GIVEN EXERCISE: Repeat, exactly and in full, the lines of the listing below, but without any pictures.

━━━━━━━━━━

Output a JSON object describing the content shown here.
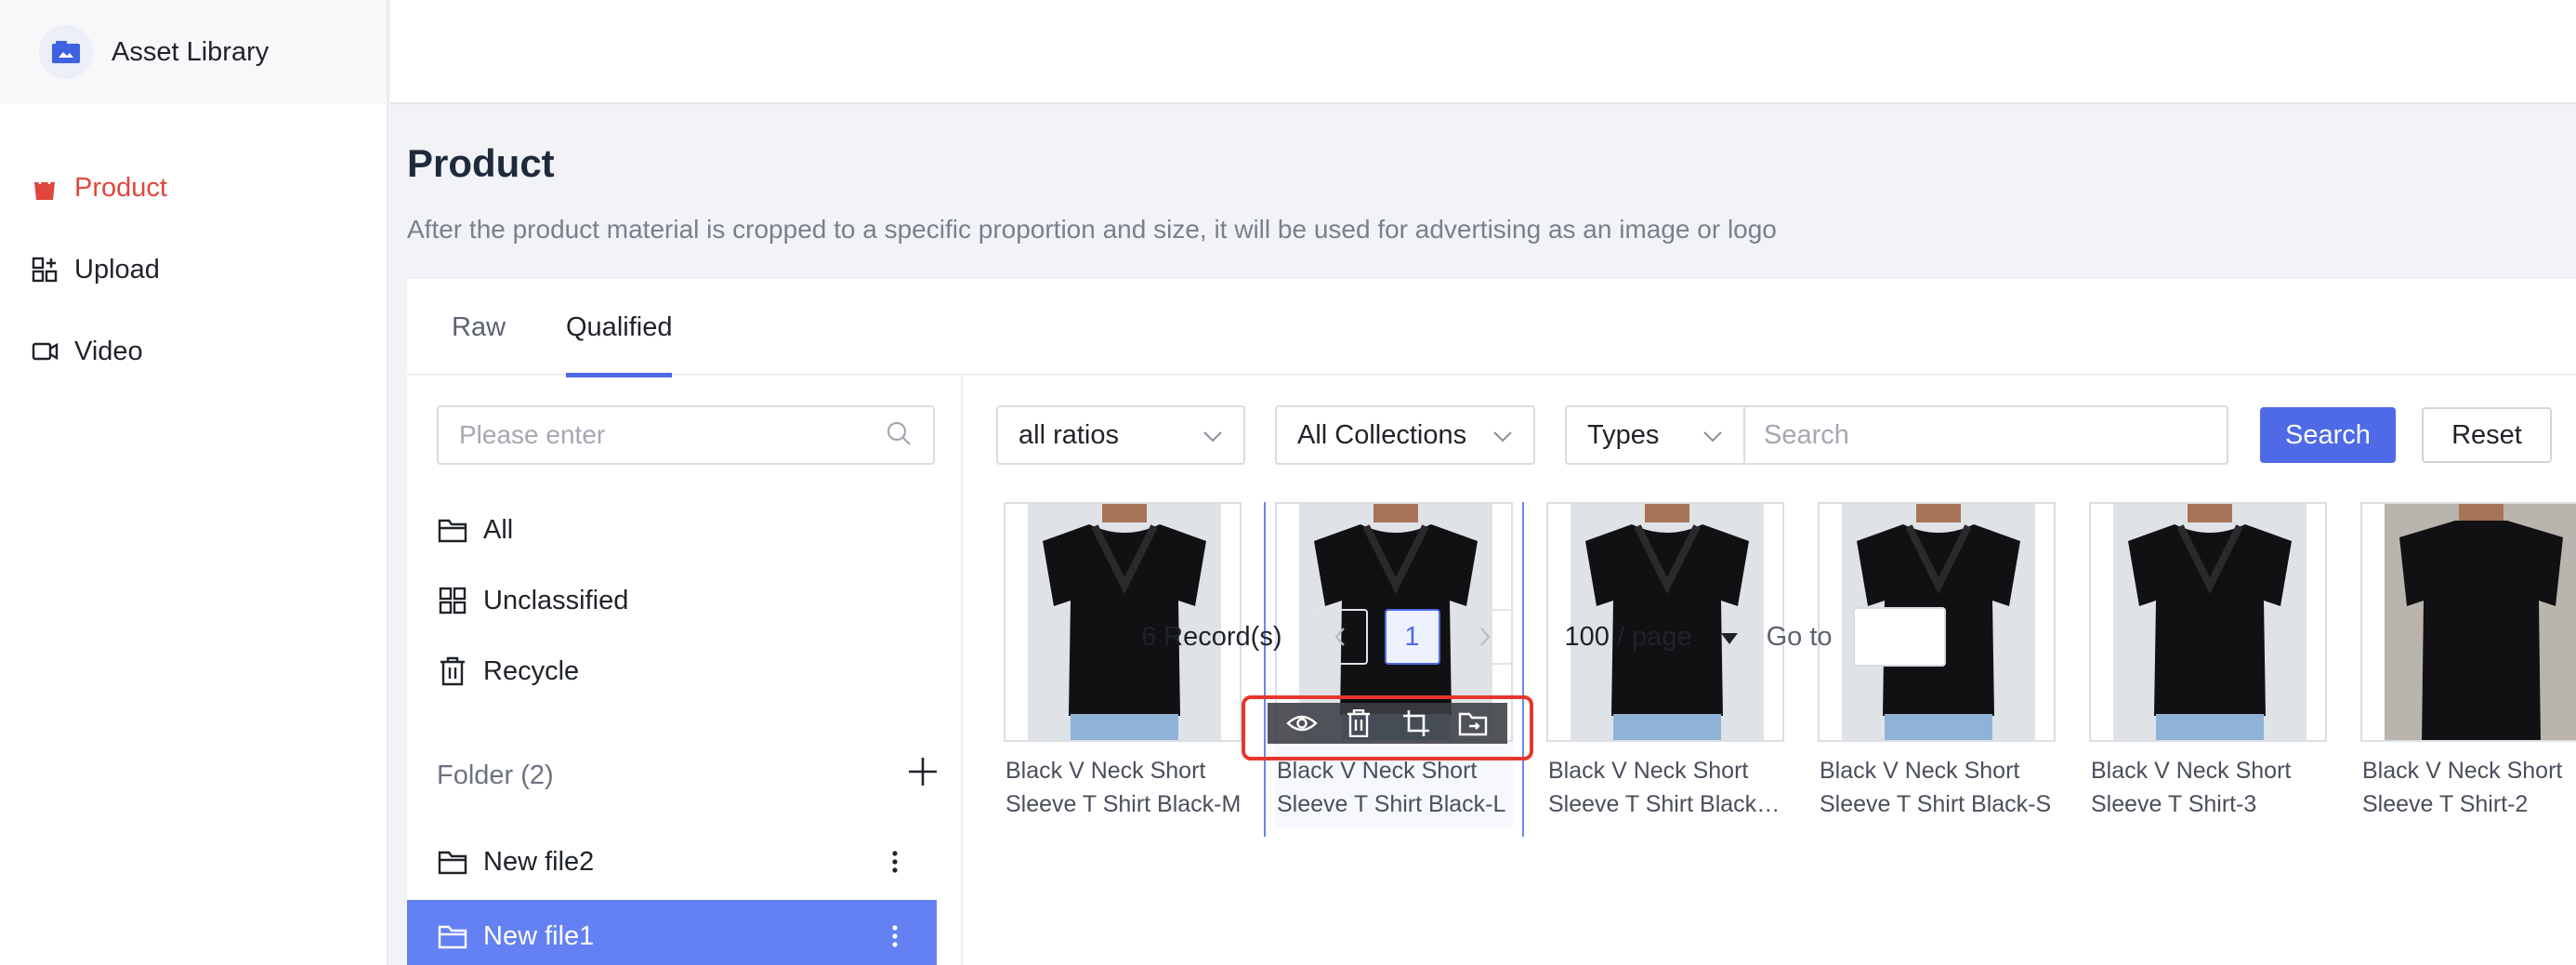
{
  "app": {
    "title": "Asset Library"
  },
  "sidebar": {
    "items": [
      {
        "label": "Product",
        "icon": "shopping-bag-icon",
        "active": true
      },
      {
        "label": "Upload",
        "icon": "apps-plus-icon"
      },
      {
        "label": "Video",
        "icon": "video-camera-icon"
      }
    ]
  },
  "page": {
    "title": "Product",
    "description": "After the product material is cropped to a specific proportion and size, it will be used for advertising as an image or logo"
  },
  "tabs": [
    {
      "label": "Raw"
    },
    {
      "label": "Qualified",
      "active": true
    }
  ],
  "folders": {
    "search_placeholder": "Please enter",
    "tree": [
      {
        "label": "All",
        "icon": "folder-icon"
      },
      {
        "label": "Unclassified",
        "icon": "grid-icon"
      },
      {
        "label": "Recycle",
        "icon": "trash-icon"
      }
    ],
    "header": "Folder (2)",
    "items": [
      {
        "label": "New file2"
      },
      {
        "label": "New file1",
        "selected": true
      }
    ]
  },
  "filters": {
    "ratio": "all ratios",
    "collections": "All Collections",
    "types": "Types",
    "search_placeholder": "Search",
    "search_button": "Search",
    "reset_button": "Reset"
  },
  "assets": [
    {
      "name": "Black V Neck Short Sleeve T Shirt Black-M"
    },
    {
      "name": "Black V Neck Short Sleeve T Shirt Black-L",
      "selected": true
    },
    {
      "name": "Black V Neck Short Sleeve T Shirt Black-XL"
    },
    {
      "name": "Black V Neck Short Sleeve T Shirt Black-S"
    },
    {
      "name": "Black V Neck Short Sleeve T Shirt-3"
    },
    {
      "name": "Black V Neck Short Sleeve T Shirt-2"
    }
  ],
  "hover_actions": [
    "eye-icon",
    "trash-icon",
    "crop-icon",
    "move-folder-icon"
  ],
  "pagination": {
    "total": "6 Record(s)",
    "current": "1",
    "page_size": "100 / page",
    "goto_label": "Go to"
  },
  "colors": {
    "accent": "#4e6ae6",
    "active_nav": "#e0463c",
    "selected_folder": "#6381f2",
    "highlight": "#e5372b"
  }
}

━━━━━━━━━━

FINISHED EXERCISE:
Output a JSON object describing the content shown here.
{
  "app": {
    "title": "Asset Library"
  },
  "sidebar": {
    "items": [
      {
        "label": "Product",
        "icon": "shopping-bag-icon",
        "active": true
      },
      {
        "label": "Upload",
        "icon": "apps-plus-icon"
      },
      {
        "label": "Video",
        "icon": "video-camera-icon"
      }
    ]
  },
  "page": {
    "title": "Product",
    "description": "After the product material is cropped to a specific proportion and size, it will be used for advertising as an image or logo"
  },
  "tabs": [
    {
      "label": "Raw"
    },
    {
      "label": "Qualified",
      "active": true
    }
  ],
  "folders": {
    "search_placeholder": "Please enter",
    "tree": [
      {
        "label": "All",
        "icon": "folder-icon"
      },
      {
        "label": "Unclassified",
        "icon": "grid-icon"
      },
      {
        "label": "Recycle",
        "icon": "trash-icon"
      }
    ],
    "header": "Folder (2)",
    "items": [
      {
        "label": "New file2"
      },
      {
        "label": "New file1",
        "selected": true
      }
    ]
  },
  "filters": {
    "ratio": "all ratios",
    "collections": "All Collections",
    "types": "Types",
    "search_placeholder": "Search",
    "search_button": "Search",
    "reset_button": "Reset"
  },
  "assets": [
    {
      "name": "Black V Neck Short Sleeve T Shirt Black-M"
    },
    {
      "name": "Black V Neck Short Sleeve T Shirt Black-L",
      "selected": true
    },
    {
      "name": "Black V Neck Short Sleeve T Shirt Black-XL"
    },
    {
      "name": "Black V Neck Short Sleeve T Shirt Black-S"
    },
    {
      "name": "Black V Neck Short Sleeve T Shirt-3"
    },
    {
      "name": "Black V Neck Short Sleeve T Shirt-2"
    }
  ],
  "hover_actions": [
    "eye-icon",
    "trash-icon",
    "crop-icon",
    "move-folder-icon"
  ],
  "pagination": {
    "total": "6 Record(s)",
    "current": "1",
    "page_size": "100 / page",
    "goto_label": "Go to"
  },
  "colors": {
    "accent": "#4e6ae6",
    "active_nav": "#e0463c",
    "selected_folder": "#6381f2",
    "highlight": "#e5372b"
  }
}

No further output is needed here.